** begin INFORMATION SUPPLIED **

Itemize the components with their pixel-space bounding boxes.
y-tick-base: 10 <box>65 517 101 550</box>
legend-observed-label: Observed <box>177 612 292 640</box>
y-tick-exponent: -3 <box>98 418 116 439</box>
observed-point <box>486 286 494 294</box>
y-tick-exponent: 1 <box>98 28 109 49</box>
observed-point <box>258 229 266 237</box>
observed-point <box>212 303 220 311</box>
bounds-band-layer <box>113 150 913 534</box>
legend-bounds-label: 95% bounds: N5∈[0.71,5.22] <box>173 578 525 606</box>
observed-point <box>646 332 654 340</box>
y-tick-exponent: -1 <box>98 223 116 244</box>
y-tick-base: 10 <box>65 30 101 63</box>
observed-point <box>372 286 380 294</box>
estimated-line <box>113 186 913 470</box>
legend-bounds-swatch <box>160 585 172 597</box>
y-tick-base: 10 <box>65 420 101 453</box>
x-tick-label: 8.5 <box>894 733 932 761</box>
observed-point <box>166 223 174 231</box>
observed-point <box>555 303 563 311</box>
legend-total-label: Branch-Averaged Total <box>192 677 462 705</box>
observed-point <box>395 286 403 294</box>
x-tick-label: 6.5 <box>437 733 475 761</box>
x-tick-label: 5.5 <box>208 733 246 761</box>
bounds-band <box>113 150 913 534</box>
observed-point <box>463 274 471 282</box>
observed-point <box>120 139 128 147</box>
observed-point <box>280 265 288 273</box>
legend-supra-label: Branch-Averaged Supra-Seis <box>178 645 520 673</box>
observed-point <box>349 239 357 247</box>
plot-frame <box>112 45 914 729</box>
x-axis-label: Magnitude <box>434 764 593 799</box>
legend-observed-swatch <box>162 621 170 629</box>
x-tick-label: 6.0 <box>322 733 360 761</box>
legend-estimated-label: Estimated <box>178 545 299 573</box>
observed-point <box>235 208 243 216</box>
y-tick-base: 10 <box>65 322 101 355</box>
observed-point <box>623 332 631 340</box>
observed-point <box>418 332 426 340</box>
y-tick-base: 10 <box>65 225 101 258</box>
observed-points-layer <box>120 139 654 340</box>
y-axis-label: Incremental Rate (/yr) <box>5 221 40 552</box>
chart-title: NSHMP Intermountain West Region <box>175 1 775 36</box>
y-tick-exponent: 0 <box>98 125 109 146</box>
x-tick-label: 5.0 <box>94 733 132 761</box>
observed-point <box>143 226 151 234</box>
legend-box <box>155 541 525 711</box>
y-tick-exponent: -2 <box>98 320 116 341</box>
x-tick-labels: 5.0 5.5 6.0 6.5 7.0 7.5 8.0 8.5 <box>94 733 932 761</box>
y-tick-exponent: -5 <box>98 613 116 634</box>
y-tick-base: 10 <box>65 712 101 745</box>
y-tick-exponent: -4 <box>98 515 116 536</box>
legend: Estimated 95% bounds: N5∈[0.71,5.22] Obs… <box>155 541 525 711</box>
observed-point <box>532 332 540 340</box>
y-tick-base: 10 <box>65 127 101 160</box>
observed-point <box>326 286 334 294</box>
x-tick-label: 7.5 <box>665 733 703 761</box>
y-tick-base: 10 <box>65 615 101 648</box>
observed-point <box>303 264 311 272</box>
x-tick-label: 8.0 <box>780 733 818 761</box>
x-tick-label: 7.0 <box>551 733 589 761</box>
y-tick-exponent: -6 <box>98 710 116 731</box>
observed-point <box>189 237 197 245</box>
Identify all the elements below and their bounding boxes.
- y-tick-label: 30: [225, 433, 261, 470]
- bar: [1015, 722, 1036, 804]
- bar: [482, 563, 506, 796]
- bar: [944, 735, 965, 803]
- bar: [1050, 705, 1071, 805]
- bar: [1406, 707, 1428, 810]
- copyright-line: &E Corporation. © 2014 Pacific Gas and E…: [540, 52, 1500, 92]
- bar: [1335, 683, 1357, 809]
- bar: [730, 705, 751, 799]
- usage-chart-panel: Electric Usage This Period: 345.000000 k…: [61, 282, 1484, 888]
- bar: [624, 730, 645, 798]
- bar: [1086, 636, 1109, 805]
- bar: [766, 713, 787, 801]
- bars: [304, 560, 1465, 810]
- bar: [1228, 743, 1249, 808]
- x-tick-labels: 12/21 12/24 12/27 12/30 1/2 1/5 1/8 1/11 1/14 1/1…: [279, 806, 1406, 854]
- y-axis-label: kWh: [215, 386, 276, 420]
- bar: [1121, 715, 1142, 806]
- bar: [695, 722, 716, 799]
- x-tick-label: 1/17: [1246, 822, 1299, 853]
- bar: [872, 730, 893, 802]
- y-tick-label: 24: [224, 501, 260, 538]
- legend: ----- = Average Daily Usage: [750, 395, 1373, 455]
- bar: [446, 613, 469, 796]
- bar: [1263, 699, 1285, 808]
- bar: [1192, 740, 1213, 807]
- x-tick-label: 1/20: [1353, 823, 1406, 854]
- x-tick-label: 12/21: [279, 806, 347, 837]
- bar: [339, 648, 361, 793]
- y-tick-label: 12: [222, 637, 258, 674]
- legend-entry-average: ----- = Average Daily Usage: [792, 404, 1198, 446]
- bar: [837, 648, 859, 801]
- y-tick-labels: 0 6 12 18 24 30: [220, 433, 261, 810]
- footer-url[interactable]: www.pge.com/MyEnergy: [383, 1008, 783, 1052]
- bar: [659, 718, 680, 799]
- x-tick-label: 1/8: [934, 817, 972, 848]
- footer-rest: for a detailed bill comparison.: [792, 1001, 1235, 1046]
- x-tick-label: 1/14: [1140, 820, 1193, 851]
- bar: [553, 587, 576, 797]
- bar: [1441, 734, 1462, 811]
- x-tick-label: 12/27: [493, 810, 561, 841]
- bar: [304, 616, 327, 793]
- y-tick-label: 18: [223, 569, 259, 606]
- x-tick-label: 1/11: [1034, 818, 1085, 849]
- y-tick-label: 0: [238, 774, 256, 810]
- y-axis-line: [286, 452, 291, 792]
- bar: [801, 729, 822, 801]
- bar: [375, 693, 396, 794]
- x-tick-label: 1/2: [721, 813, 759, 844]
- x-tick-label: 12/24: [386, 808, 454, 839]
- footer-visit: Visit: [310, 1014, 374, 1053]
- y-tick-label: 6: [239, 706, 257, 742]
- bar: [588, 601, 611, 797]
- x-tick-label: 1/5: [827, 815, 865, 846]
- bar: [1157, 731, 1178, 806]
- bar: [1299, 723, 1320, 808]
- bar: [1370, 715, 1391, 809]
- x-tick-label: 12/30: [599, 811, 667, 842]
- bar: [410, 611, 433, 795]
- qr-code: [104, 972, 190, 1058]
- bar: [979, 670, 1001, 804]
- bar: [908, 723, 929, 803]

** end INFORMATION SUPPLIED **

JOB
Give the material above again, switching "Incremental Rate" to "Annual Rate" and leaving everything else unchanged.

OUTPUT FOR THIS TASK
Itemize the components with their pixel-space bounding boxes.
y-tick-base: 10 <box>65 517 101 550</box>
legend-observed-label: Observed <box>177 612 292 640</box>
y-tick-exponent: -3 <box>98 418 116 439</box>
observed-point <box>486 286 494 294</box>
y-tick-exponent: 1 <box>98 28 109 49</box>
observed-point <box>258 229 266 237</box>
observed-point <box>212 303 220 311</box>
bounds-band-layer <box>113 150 913 534</box>
legend-bounds-label: 95% bounds: N5∈[0.71,5.22] <box>173 578 525 606</box>
observed-point <box>646 332 654 340</box>
y-tick-exponent: -1 <box>98 223 116 244</box>
y-tick-base: 10 <box>65 30 101 63</box>
observed-point <box>372 286 380 294</box>
estimated-line <box>113 186 913 470</box>
legend-bounds-swatch <box>160 585 172 597</box>
y-tick-base: 10 <box>65 420 101 453</box>
x-tick-label: 8.5 <box>894 733 932 761</box>
observed-point <box>166 223 174 231</box>
observed-point <box>555 303 563 311</box>
legend-total-label: Branch-Averaged Total <box>192 677 462 705</box>
observed-point <box>395 286 403 294</box>
x-tick-label: 6.5 <box>437 733 475 761</box>
x-tick-label: 5.5 <box>208 733 246 761</box>
bounds-band <box>113 150 913 534</box>
observed-point <box>463 274 471 282</box>
observed-point <box>120 139 128 147</box>
observed-point <box>280 265 288 273</box>
legend-supra-label: Branch-Averaged Supra-Seis <box>178 645 520 673</box>
observed-point <box>349 239 357 247</box>
plot-frame <box>112 45 914 729</box>
x-axis-label: Magnitude <box>434 764 593 799</box>
legend-observed-swatch <box>162 621 170 629</box>
x-tick-label: 6.0 <box>322 733 360 761</box>
legend-estimated-label: Estimated <box>178 545 299 573</box>
observed-point <box>235 208 243 216</box>
y-tick-base: 10 <box>65 322 101 355</box>
observed-point <box>623 332 631 340</box>
observed-point <box>418 332 426 340</box>
y-tick-base: 10 <box>65 225 101 258</box>
observed-points-layer <box>120 139 654 340</box>
y-axis-label: Annual Rate (/yr) <box>5 221 40 552</box>
chart-title: NSHMP Intermountain West Region <box>175 1 775 36</box>
y-tick-exponent: 0 <box>98 125 109 146</box>
x-tick-label: 5.0 <box>94 733 132 761</box>
observed-point <box>143 226 151 234</box>
legend-box <box>155 541 525 711</box>
y-tick-exponent: -2 <box>98 320 116 341</box>
x-tick-labels: 5.0 5.5 6.0 6.5 7.0 7.5 8.0 8.5 <box>94 733 932 761</box>
y-tick-exponent: -5 <box>98 613 116 634</box>
y-tick-base: 10 <box>65 712 101 745</box>
y-tick-exponent: -4 <box>98 515 116 536</box>
legend: Estimated 95% bounds: N5∈[0.71,5.22] Obs… <box>155 541 525 711</box>
observed-point <box>532 332 540 340</box>
y-tick-base: 10 <box>65 127 101 160</box>
observed-point <box>326 286 334 294</box>
x-tick-label: 7.5 <box>665 733 703 761</box>
y-tick-base: 10 <box>65 615 101 648</box>
observed-point <box>303 264 311 272</box>
x-tick-label: 8.0 <box>780 733 818 761</box>
x-tick-label: 7.0 <box>551 733 589 761</box>
y-tick-exponent: -6 <box>98 710 116 731</box>
observed-point <box>189 237 197 245</box>
Identify all the elements below and their bounding boxes.
- y-tick-label: 30: [225, 433, 261, 470]
- bar: [1015, 722, 1036, 804]
- bar: [482, 563, 506, 796]
- bar: [944, 735, 965, 803]
- bar: [1050, 705, 1071, 805]
- bar: [1406, 707, 1428, 810]
- copyright-line: &E Corporation. © 2014 Pacific Gas and E…: [540, 52, 1500, 92]
- bar: [1335, 683, 1357, 809]
- bar: [730, 705, 751, 799]
- usage-chart-panel: Electric Usage This Period: 345.000000 k…: [61, 282, 1484, 888]
- bar: [624, 730, 645, 798]
- bar: [1086, 636, 1109, 805]
- bar: [766, 713, 787, 801]
- bars: [304, 560, 1465, 810]
- bar: [1228, 743, 1249, 808]
- x-tick-labels: 12/21 12/24 12/27 12/30 1/2 1/5 1/8 1/11 1/14 1/1…: [279, 806, 1406, 854]
- y-axis-label: kWh: [215, 386, 276, 420]
- bar: [1121, 715, 1142, 806]
- bar: [695, 722, 716, 799]
- x-tick-label: 1/17: [1246, 822, 1299, 853]
- bar: [872, 730, 893, 802]
- y-tick-label: 24: [224, 501, 260, 538]
- legend: ----- = Average Daily Usage: [750, 395, 1373, 455]
- bar: [446, 613, 469, 796]
- bar: [1263, 699, 1285, 808]
- bar: [1192, 740, 1213, 807]
- x-tick-label: 1/20: [1353, 823, 1406, 854]
- x-tick-label: 12/21: [279, 806, 347, 837]
- bar: [339, 648, 361, 793]
- y-tick-label: 12: [222, 637, 258, 674]
- legend-entry-average: ----- = Average Daily Usage: [792, 404, 1198, 446]
- bar: [837, 648, 859, 801]
- y-tick-labels: 0 6 12 18 24 30: [220, 433, 261, 810]
- footer-url[interactable]: www.pge.com/MyEnergy: [383, 1008, 783, 1052]
- bar: [659, 718, 680, 799]
- x-tick-label: 1/8: [934, 817, 972, 848]
- footer-rest: for a detailed bill comparison.: [792, 1001, 1235, 1046]
- x-tick-label: 1/14: [1140, 820, 1193, 851]
- bar: [553, 587, 576, 797]
- bar: [1441, 734, 1462, 811]
- x-tick-label: 12/27: [493, 810, 561, 841]
- bar: [304, 616, 327, 793]
- y-tick-label: 18: [223, 569, 259, 606]
- x-tick-label: 1/11: [1034, 818, 1085, 849]
- y-tick-label: 0: [238, 774, 256, 810]
- y-axis-line: [286, 452, 291, 792]
- bar: [801, 729, 822, 801]
- bar: [375, 693, 396, 794]
- x-tick-label: 1/2: [721, 813, 759, 844]
- x-tick-label: 12/24: [386, 808, 454, 839]
- footer-visit: Visit: [310, 1014, 374, 1053]
- y-tick-label: 6: [239, 706, 257, 742]
- bar: [588, 601, 611, 797]
- x-tick-label: 1/5: [827, 815, 865, 846]
- bar: [1157, 731, 1178, 806]
- bar: [1299, 723, 1320, 808]
- bar: [1370, 715, 1391, 809]
- x-tick-label: 12/30: [599, 811, 667, 842]
- bar: [410, 611, 433, 795]
- qr-code: [104, 972, 190, 1058]
- bar: [979, 670, 1001, 804]
- bar: [908, 723, 929, 803]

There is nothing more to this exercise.